* Start *

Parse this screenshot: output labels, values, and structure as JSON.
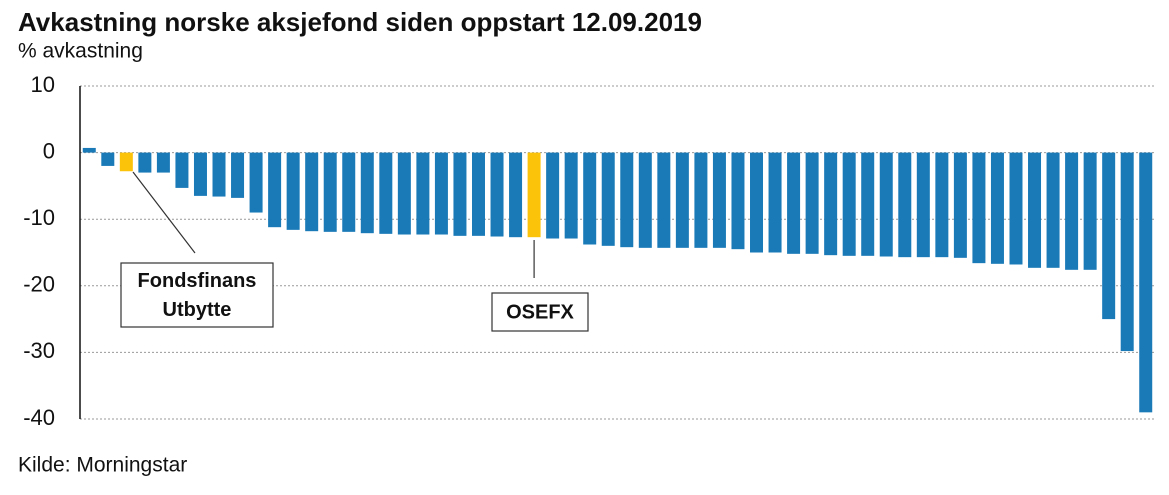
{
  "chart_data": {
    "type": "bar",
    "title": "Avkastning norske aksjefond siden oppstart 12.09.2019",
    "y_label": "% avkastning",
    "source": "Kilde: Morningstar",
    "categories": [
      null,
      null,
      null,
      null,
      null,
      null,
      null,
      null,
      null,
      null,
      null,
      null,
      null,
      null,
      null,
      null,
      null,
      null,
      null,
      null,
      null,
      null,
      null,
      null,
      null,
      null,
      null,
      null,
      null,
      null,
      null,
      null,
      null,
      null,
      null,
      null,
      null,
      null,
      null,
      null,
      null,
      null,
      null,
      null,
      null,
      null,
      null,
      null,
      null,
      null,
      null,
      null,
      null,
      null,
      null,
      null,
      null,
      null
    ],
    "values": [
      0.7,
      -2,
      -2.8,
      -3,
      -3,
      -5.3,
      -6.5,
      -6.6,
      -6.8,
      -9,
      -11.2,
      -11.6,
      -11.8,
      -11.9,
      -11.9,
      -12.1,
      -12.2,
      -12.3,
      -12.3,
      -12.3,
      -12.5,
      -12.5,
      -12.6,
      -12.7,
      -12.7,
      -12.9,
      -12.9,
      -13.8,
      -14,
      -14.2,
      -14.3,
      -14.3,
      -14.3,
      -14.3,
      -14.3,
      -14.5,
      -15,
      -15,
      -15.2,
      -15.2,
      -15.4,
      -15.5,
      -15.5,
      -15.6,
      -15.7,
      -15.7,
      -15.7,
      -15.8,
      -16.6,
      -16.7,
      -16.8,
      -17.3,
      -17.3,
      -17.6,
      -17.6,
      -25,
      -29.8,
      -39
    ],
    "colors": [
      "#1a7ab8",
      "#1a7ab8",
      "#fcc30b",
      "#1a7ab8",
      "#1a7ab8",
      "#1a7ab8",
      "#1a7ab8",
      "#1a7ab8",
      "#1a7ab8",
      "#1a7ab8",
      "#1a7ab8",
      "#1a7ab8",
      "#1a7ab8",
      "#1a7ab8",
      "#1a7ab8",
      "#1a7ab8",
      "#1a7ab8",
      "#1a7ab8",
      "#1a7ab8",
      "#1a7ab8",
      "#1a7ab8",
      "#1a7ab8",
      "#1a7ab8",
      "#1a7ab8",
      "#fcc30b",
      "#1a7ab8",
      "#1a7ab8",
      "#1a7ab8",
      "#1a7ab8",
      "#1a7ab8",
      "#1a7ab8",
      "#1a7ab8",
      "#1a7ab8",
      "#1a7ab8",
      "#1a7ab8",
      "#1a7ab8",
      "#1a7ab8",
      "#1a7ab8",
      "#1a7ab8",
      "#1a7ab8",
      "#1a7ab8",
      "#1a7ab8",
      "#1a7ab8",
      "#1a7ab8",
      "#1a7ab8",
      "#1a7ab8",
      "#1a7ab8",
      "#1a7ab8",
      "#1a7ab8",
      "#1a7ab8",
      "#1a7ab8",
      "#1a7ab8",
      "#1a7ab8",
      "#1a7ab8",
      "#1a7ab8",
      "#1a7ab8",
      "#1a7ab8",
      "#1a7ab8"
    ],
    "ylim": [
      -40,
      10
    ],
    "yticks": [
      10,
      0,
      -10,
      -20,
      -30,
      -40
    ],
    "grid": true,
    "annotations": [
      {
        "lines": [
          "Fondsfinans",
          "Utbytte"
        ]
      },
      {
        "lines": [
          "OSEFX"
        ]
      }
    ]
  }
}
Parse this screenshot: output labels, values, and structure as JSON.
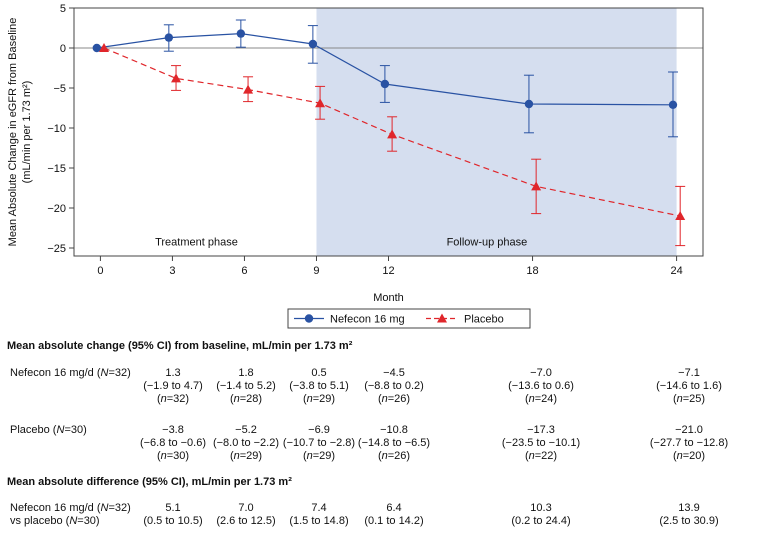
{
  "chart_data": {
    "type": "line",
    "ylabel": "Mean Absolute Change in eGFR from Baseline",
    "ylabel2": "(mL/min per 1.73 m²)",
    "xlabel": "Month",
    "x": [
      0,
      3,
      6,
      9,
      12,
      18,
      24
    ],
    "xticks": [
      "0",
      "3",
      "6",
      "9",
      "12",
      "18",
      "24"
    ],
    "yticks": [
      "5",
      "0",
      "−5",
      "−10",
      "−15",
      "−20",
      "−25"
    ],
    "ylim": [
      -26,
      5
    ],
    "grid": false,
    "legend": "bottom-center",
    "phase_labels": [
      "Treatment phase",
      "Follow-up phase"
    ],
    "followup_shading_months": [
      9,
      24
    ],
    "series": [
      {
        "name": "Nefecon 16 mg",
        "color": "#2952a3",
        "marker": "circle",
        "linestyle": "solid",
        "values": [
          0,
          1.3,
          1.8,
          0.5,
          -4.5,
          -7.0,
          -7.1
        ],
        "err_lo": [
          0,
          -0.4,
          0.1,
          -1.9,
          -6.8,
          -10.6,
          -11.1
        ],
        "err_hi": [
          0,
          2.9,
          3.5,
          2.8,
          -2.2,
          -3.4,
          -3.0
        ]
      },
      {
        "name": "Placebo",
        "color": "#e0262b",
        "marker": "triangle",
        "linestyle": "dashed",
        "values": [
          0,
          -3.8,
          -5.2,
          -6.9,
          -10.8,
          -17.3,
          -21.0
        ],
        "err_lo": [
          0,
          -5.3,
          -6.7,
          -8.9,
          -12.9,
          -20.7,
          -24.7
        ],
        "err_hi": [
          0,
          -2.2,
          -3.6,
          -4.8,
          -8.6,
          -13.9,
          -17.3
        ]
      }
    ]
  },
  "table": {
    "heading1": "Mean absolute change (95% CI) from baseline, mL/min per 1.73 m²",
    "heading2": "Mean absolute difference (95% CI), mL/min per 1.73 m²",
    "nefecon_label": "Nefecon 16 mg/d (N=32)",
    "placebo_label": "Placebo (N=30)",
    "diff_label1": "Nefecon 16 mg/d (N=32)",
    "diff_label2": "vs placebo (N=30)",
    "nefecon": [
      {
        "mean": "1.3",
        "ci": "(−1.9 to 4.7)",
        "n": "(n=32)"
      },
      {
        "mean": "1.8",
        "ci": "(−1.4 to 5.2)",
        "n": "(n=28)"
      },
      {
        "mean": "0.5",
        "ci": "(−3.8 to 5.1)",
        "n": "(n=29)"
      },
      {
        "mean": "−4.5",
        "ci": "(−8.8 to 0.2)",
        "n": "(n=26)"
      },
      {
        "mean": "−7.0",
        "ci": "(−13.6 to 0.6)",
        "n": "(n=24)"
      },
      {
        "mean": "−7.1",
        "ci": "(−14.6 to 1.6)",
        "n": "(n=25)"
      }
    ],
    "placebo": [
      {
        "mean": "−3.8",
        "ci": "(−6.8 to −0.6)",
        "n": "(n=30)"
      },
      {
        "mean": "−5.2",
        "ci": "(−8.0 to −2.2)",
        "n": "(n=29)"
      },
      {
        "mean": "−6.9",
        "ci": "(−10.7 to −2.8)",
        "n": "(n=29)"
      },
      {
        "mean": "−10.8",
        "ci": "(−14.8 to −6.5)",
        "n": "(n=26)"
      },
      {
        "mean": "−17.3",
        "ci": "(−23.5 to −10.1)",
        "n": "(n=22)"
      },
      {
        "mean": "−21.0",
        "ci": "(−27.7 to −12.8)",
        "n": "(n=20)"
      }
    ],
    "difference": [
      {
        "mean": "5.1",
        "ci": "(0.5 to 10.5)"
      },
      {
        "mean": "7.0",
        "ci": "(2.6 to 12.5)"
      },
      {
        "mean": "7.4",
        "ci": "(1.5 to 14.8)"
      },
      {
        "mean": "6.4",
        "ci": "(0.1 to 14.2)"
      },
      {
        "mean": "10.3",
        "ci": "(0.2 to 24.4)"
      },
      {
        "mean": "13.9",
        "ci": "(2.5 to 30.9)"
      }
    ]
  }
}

* End *

■ **EXERCISE DETAILS**: Leaving out the pictures, repeat the data above exactly.

■ **RESULT**:
Parse this screenshot: output labels, values, and structure as JSON.
{
  "chart_data": {
    "type": "bar",
    "title": "Avkastning norske aksjefond siden oppstart 12.09.2019",
    "y_label": "% avkastning",
    "source": "Kilde: Morningstar",
    "categories": [
      null,
      null,
      null,
      null,
      null,
      null,
      null,
      null,
      null,
      null,
      null,
      null,
      null,
      null,
      null,
      null,
      null,
      null,
      null,
      null,
      null,
      null,
      null,
      null,
      null,
      null,
      null,
      null,
      null,
      null,
      null,
      null,
      null,
      null,
      null,
      null,
      null,
      null,
      null,
      null,
      null,
      null,
      null,
      null,
      null,
      null,
      null,
      null,
      null,
      null,
      null,
      null,
      null,
      null,
      null,
      null,
      null,
      null
    ],
    "values": [
      0.7,
      -2,
      -2.8,
      -3,
      -3,
      -5.3,
      -6.5,
      -6.6,
      -6.8,
      -9,
      -11.2,
      -11.6,
      -11.8,
      -11.9,
      -11.9,
      -12.1,
      -12.2,
      -12.3,
      -12.3,
      -12.3,
      -12.5,
      -12.5,
      -12.6,
      -12.7,
      -12.7,
      -12.9,
      -12.9,
      -13.8,
      -14,
      -14.2,
      -14.3,
      -14.3,
      -14.3,
      -14.3,
      -14.3,
      -14.5,
      -15,
      -15,
      -15.2,
      -15.2,
      -15.4,
      -15.5,
      -15.5,
      -15.6,
      -15.7,
      -15.7,
      -15.7,
      -15.8,
      -16.6,
      -16.7,
      -16.8,
      -17.3,
      -17.3,
      -17.6,
      -17.6,
      -25,
      -29.8,
      -39
    ],
    "colors": [
      "#1a7ab8",
      "#1a7ab8",
      "#fcc30b",
      "#1a7ab8",
      "#1a7ab8",
      "#1a7ab8",
      "#1a7ab8",
      "#1a7ab8",
      "#1a7ab8",
      "#1a7ab8",
      "#1a7ab8",
      "#1a7ab8",
      "#1a7ab8",
      "#1a7ab8",
      "#1a7ab8",
      "#1a7ab8",
      "#1a7ab8",
      "#1a7ab8",
      "#1a7ab8",
      "#1a7ab8",
      "#1a7ab8",
      "#1a7ab8",
      "#1a7ab8",
      "#1a7ab8",
      "#fcc30b",
      "#1a7ab8",
      "#1a7ab8",
      "#1a7ab8",
      "#1a7ab8",
      "#1a7ab8",
      "#1a7ab8",
      "#1a7ab8",
      "#1a7ab8",
      "#1a7ab8",
      "#1a7ab8",
      "#1a7ab8",
      "#1a7ab8",
      "#1a7ab8",
      "#1a7ab8",
      "#1a7ab8",
      "#1a7ab8",
      "#1a7ab8",
      "#1a7ab8",
      "#1a7ab8",
      "#1a7ab8",
      "#1a7ab8",
      "#1a7ab8",
      "#1a7ab8",
      "#1a7ab8",
      "#1a7ab8",
      "#1a7ab8",
      "#1a7ab8",
      "#1a7ab8",
      "#1a7ab8",
      "#1a7ab8",
      "#1a7ab8",
      "#1a7ab8",
      "#1a7ab8"
    ],
    "ylim": [
      -40,
      10
    ],
    "yticks": [
      10,
      0,
      -10,
      -20,
      -30,
      -40
    ],
    "grid": true,
    "annotations": [
      {
        "lines": [
          "Fondsfinans",
          "Utbytte"
        ]
      },
      {
        "lines": [
          "OSEFX"
        ]
      }
    ]
  }
}
Parse this screenshot: output labels, values, and structure as JSON.
{
  "chart_data": {
    "type": "line",
    "ylabel": "Mean Absolute Change in eGFR from Baseline",
    "ylabel2": "(mL/min per 1.73 m²)",
    "xlabel": "Month",
    "x": [
      0,
      3,
      6,
      9,
      12,
      18,
      24
    ],
    "xticks": [
      "0",
      "3",
      "6",
      "9",
      "12",
      "18",
      "24"
    ],
    "yticks": [
      "5",
      "0",
      "−5",
      "−10",
      "−15",
      "−20",
      "−25"
    ],
    "ylim": [
      -26,
      5
    ],
    "grid": false,
    "legend": "bottom-center",
    "phase_labels": [
      "Treatment phase",
      "Follow-up phase"
    ],
    "followup_shading_months": [
      9,
      24
    ],
    "series": [
      {
        "name": "Nefecon 16 mg",
        "color": "#2952a3",
        "marker": "circle",
        "linestyle": "solid",
        "values": [
          0,
          1.3,
          1.8,
          0.5,
          -4.5,
          -7.0,
          -7.1
        ],
        "err_lo": [
          0,
          -0.4,
          0.1,
          -1.9,
          -6.8,
          -10.6,
          -11.1
        ],
        "err_hi": [
          0,
          2.9,
          3.5,
          2.8,
          -2.2,
          -3.4,
          -3.0
        ]
      },
      {
        "name": "Placebo",
        "color": "#e0262b",
        "marker": "triangle",
        "linestyle": "dashed",
        "values": [
          0,
          -3.8,
          -5.2,
          -6.9,
          -10.8,
          -17.3,
          -21.0
        ],
        "err_lo": [
          0,
          -5.3,
          -6.7,
          -8.9,
          -12.9,
          -20.7,
          -24.7
        ],
        "err_hi": [
          0,
          -2.2,
          -3.6,
          -4.8,
          -8.6,
          -13.9,
          -17.3
        ]
      }
    ]
  },
  "table": {
    "heading1": "Mean absolute change (95% CI) from baseline, mL/min per 1.73 m²",
    "heading2": "Mean absolute difference (95% CI), mL/min per 1.73 m²",
    "nefecon_label": "Nefecon 16 mg/d (N=32)",
    "placebo_label": "Placebo (N=30)",
    "diff_label1": "Nefecon 16 mg/d (N=32)",
    "diff_label2": "vs placebo (N=30)",
    "nefecon": [
      {
        "mean": "1.3",
        "ci": "(−1.9 to 4.7)",
        "n": "(n=32)"
      },
      {
        "mean": "1.8",
        "ci": "(−1.4 to 5.2)",
        "n": "(n=28)"
      },
      {
        "mean": "0.5",
        "ci": "(−3.8 to 5.1)",
        "n": "(n=29)"
      },
      {
        "mean": "−4.5",
        "ci": "(−8.8 to 0.2)",
        "n": "(n=26)"
      },
      {
        "mean": "−7.0",
        "ci": "(−13.6 to 0.6)",
        "n": "(n=24)"
      },
      {
        "mean": "−7.1",
        "ci": "(−14.6 to 1.6)",
        "n": "(n=25)"
      }
    ],
    "placebo": [
      {
        "mean": "−3.8",
        "ci": "(−6.8 to −0.6)",
        "n": "(n=30)"
      },
      {
        "mean": "−5.2",
        "ci": "(−8.0 to −2.2)",
        "n": "(n=29)"
      },
      {
        "mean": "−6.9",
        "ci": "(−10.7 to −2.8)",
        "n": "(n=29)"
      },
      {
        "mean": "−10.8",
        "ci": "(−14.8 to −6.5)",
        "n": "(n=26)"
      },
      {
        "mean": "−17.3",
        "ci": "(−23.5 to −10.1)",
        "n": "(n=22)"
      },
      {
        "mean": "−21.0",
        "ci": "(−27.7 to −12.8)",
        "n": "(n=20)"
      }
    ],
    "difference": [
      {
        "mean": "5.1",
        "ci": "(0.5 to 10.5)"
      },
      {
        "mean": "7.0",
        "ci": "(2.6 to 12.5)"
      },
      {
        "mean": "7.4",
        "ci": "(1.5 to 14.8)"
      },
      {
        "mean": "6.4",
        "ci": "(0.1 to 14.2)"
      },
      {
        "mean": "10.3",
        "ci": "(0.2 to 24.4)"
      },
      {
        "mean": "13.9",
        "ci": "(2.5 to 30.9)"
      }
    ]
  }
}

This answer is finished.